● **Exercise details**
Look through the material below. Copy every line with the string "type" in it.

● **Data rows**
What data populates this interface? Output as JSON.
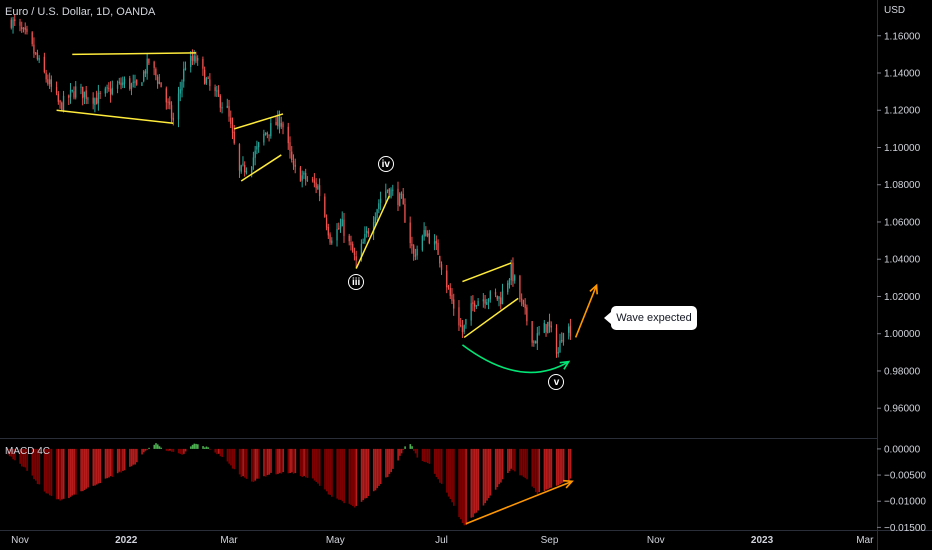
{
  "header": {
    "symbol": "Euro / U.S. Dollar, 1D, OANDA",
    "currency": "USD",
    "indicator": "MACD 4C"
  },
  "colors": {
    "background": "#000000",
    "up": "#26a69a",
    "down": "#ef5350",
    "pattern_lines": "#ffeb3b",
    "arrow": "#ff9800",
    "curve": "#00e676",
    "macd_green": "#4caf50",
    "macd_red": "#b71c1c",
    "macd_darkred": "#7f0000"
  },
  "callout": {
    "text": "Wave expected"
  },
  "wave_labels": [
    {
      "id": "iii",
      "text": "iii",
      "date": "2022-05-13",
      "price": 1.028
    },
    {
      "id": "iv",
      "text": "iv",
      "date": "2022-05-30",
      "price": 1.091
    },
    {
      "id": "v",
      "text": "v",
      "date": "2022-09-05",
      "price": 0.974
    }
  ],
  "chart_data": [
    {
      "type": "candlestick",
      "title": "Euro / U.S. Dollar, 1D, OANDA",
      "x_axis": {
        "type": "date",
        "range": [
          "2021-11-01",
          "2023-03-08"
        ],
        "tick_labels": [
          {
            "date": "2021-11-01",
            "label": "Nov"
          },
          {
            "date": "2022-01-01",
            "label": "2022"
          },
          {
            "date": "2022-03-01",
            "label": "Mar"
          },
          {
            "date": "2022-05-01",
            "label": "May"
          },
          {
            "date": "2022-07-01",
            "label": "Jul"
          },
          {
            "date": "2022-09-01",
            "label": "Sep"
          },
          {
            "date": "2022-11-01",
            "label": "Nov"
          },
          {
            "date": "2023-01-01",
            "label": "2023"
          },
          {
            "date": "2023-03-01",
            "label": "Mar"
          }
        ]
      },
      "y_axis": {
        "label": "USD",
        "range": [
          0.944,
          1.1792
        ],
        "ticks": [
          0.96,
          0.98,
          1.0,
          1.02,
          1.04,
          1.06,
          1.08,
          1.1,
          1.12,
          1.14,
          1.16
        ],
        "tick_labels": [
          "0.96000",
          "0.98000",
          "1.00000",
          "1.02000",
          "1.04000",
          "1.06000",
          "1.08000",
          "1.10000",
          "1.12000",
          "1.14000",
          "1.16000"
        ]
      },
      "price_path": {
        "start_date": "2021-10-27",
        "end_date": "2022-09-13",
        "points": [
          [
            "2021-10-27",
            1.168
          ],
          [
            "2021-11-05",
            1.159
          ],
          [
            "2021-11-12",
            1.145
          ],
          [
            "2021-11-24",
            1.122
          ],
          [
            "2021-12-03",
            1.131
          ],
          [
            "2021-12-15",
            1.126
          ],
          [
            "2021-12-31",
            1.135
          ],
          [
            "2022-01-07",
            1.132
          ],
          [
            "2022-01-14",
            1.146
          ],
          [
            "2022-01-21",
            1.133
          ],
          [
            "2022-01-28",
            1.114
          ],
          [
            "2022-02-04",
            1.145
          ],
          [
            "2022-02-10",
            1.147
          ],
          [
            "2022-02-18",
            1.132
          ],
          [
            "2022-02-28",
            1.12
          ],
          [
            "2022-03-07",
            1.086
          ],
          [
            "2022-03-14",
            1.093
          ],
          [
            "2022-03-22",
            1.108
          ],
          [
            "2022-03-31",
            1.115
          ],
          [
            "2022-04-07",
            1.088
          ],
          [
            "2022-04-14",
            1.083
          ],
          [
            "2022-04-21",
            1.079
          ],
          [
            "2022-04-28",
            1.052
          ],
          [
            "2022-05-05",
            1.058
          ],
          [
            "2022-05-13",
            1.038
          ],
          [
            "2022-05-20",
            1.056
          ],
          [
            "2022-05-27",
            1.073
          ],
          [
            "2022-05-31",
            1.078
          ],
          [
            "2022-06-08",
            1.071
          ],
          [
            "2022-06-15",
            1.042
          ],
          [
            "2022-06-22",
            1.055
          ],
          [
            "2022-06-29",
            1.044
          ],
          [
            "2022-07-06",
            1.02
          ],
          [
            "2022-07-13",
            1.001
          ],
          [
            "2022-07-20",
            1.018
          ],
          [
            "2022-07-28",
            1.02
          ],
          [
            "2022-08-04",
            1.019
          ],
          [
            "2022-08-10",
            1.034
          ],
          [
            "2022-08-16",
            1.016
          ],
          [
            "2022-08-23",
            0.996
          ],
          [
            "2022-08-31",
            1.005
          ],
          [
            "2022-09-06",
            0.99
          ],
          [
            "2022-09-09",
            1.004
          ],
          [
            "2022-09-13",
            1.002
          ]
        ]
      },
      "annotations": [
        {
          "kind": "line",
          "color": "#ffeb3b",
          "from": [
            "2021-12-01",
            1.15
          ],
          "to": [
            "2022-02-10",
            1.1508
          ]
        },
        {
          "kind": "line",
          "color": "#ffeb3b",
          "from": [
            "2021-11-22",
            1.12
          ],
          "to": [
            "2022-01-28",
            1.113
          ]
        },
        {
          "kind": "line",
          "color": "#ffeb3b",
          "from": [
            "2022-03-04",
            1.11
          ],
          "to": [
            "2022-04-01",
            1.118
          ]
        },
        {
          "kind": "line",
          "color": "#ffeb3b",
          "from": [
            "2022-03-08",
            1.082
          ],
          "to": [
            "2022-03-31",
            1.096
          ]
        },
        {
          "kind": "line",
          "color": "#ffeb3b",
          "from": [
            "2022-05-13",
            1.035
          ],
          "to": [
            "2022-06-01",
            1.074
          ]
        },
        {
          "kind": "line",
          "color": "#ffeb3b",
          "from": [
            "2022-07-13",
            1.028
          ],
          "to": [
            "2022-08-10",
            1.038
          ]
        },
        {
          "kind": "line",
          "color": "#ffeb3b",
          "from": [
            "2022-07-14",
            0.998
          ],
          "to": [
            "2022-08-14",
            1.019
          ]
        },
        {
          "kind": "curve",
          "color": "#00e676",
          "from": [
            "2022-07-13",
            0.994
          ],
          "via": [
            "2022-08-16",
            0.97
          ],
          "to": [
            "2022-09-12",
            0.985
          ]
        },
        {
          "kind": "arrow",
          "color": "#ff9800",
          "from": [
            "2022-09-16",
            0.998
          ],
          "to": [
            "2022-09-28",
            1.026
          ]
        }
      ]
    },
    {
      "type": "histogram",
      "title": "MACD 4C",
      "y_axis": {
        "range": [
          -0.0155,
          0.0017
        ],
        "ticks": [
          0.0,
          -0.005,
          -0.01,
          -0.015
        ],
        "tick_labels": [
          "0.00000",
          "−0.00500",
          "−0.01000",
          "−0.01500"
        ]
      },
      "series_path": {
        "start_date": "2021-10-25",
        "end_date": "2022-09-13",
        "points": [
          [
            "2021-10-25",
            -0.001
          ],
          [
            "2021-11-05",
            -0.004
          ],
          [
            "2021-11-15",
            -0.0082
          ],
          [
            "2021-11-24",
            -0.01
          ],
          [
            "2021-12-10",
            -0.0075
          ],
          [
            "2022-01-05",
            -0.0032
          ],
          [
            "2022-01-13",
            0.0
          ],
          [
            "2022-01-18",
            0.001
          ],
          [
            "2022-01-25",
            -0.0004
          ],
          [
            "2022-02-02",
            -0.0012
          ],
          [
            "2022-02-09",
            0.001
          ],
          [
            "2022-02-17",
            0.0002
          ],
          [
            "2022-02-25",
            -0.0015
          ],
          [
            "2022-03-07",
            -0.005
          ],
          [
            "2022-03-15",
            -0.0062
          ],
          [
            "2022-03-24",
            -0.0048
          ],
          [
            "2022-04-05",
            -0.0045
          ],
          [
            "2022-04-18",
            -0.0058
          ],
          [
            "2022-04-28",
            -0.0088
          ],
          [
            "2022-05-12",
            -0.0112
          ],
          [
            "2022-05-24",
            -0.008
          ],
          [
            "2022-06-03",
            -0.004
          ],
          [
            "2022-06-10",
            0.0005
          ],
          [
            "2022-06-13",
            0.0011
          ],
          [
            "2022-06-17",
            -0.0015
          ],
          [
            "2022-06-24",
            -0.003
          ],
          [
            "2022-07-04",
            -0.0085
          ],
          [
            "2022-07-14",
            -0.0148
          ],
          [
            "2022-07-28",
            -0.0095
          ],
          [
            "2022-08-10",
            -0.0038
          ],
          [
            "2022-08-18",
            -0.0055
          ],
          [
            "2022-08-25",
            -0.0085
          ],
          [
            "2022-09-02",
            -0.0074
          ],
          [
            "2022-09-13",
            -0.0058
          ]
        ]
      },
      "annotations": [
        {
          "kind": "arrow",
          "color": "#ff9800",
          "from": [
            "2022-07-15",
            -0.0143
          ],
          "to": [
            "2022-09-14",
            -0.0062
          ]
        }
      ]
    }
  ]
}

● **Task output**
      "type": "candlestick",
        "type": "date",
      "type": "histogram",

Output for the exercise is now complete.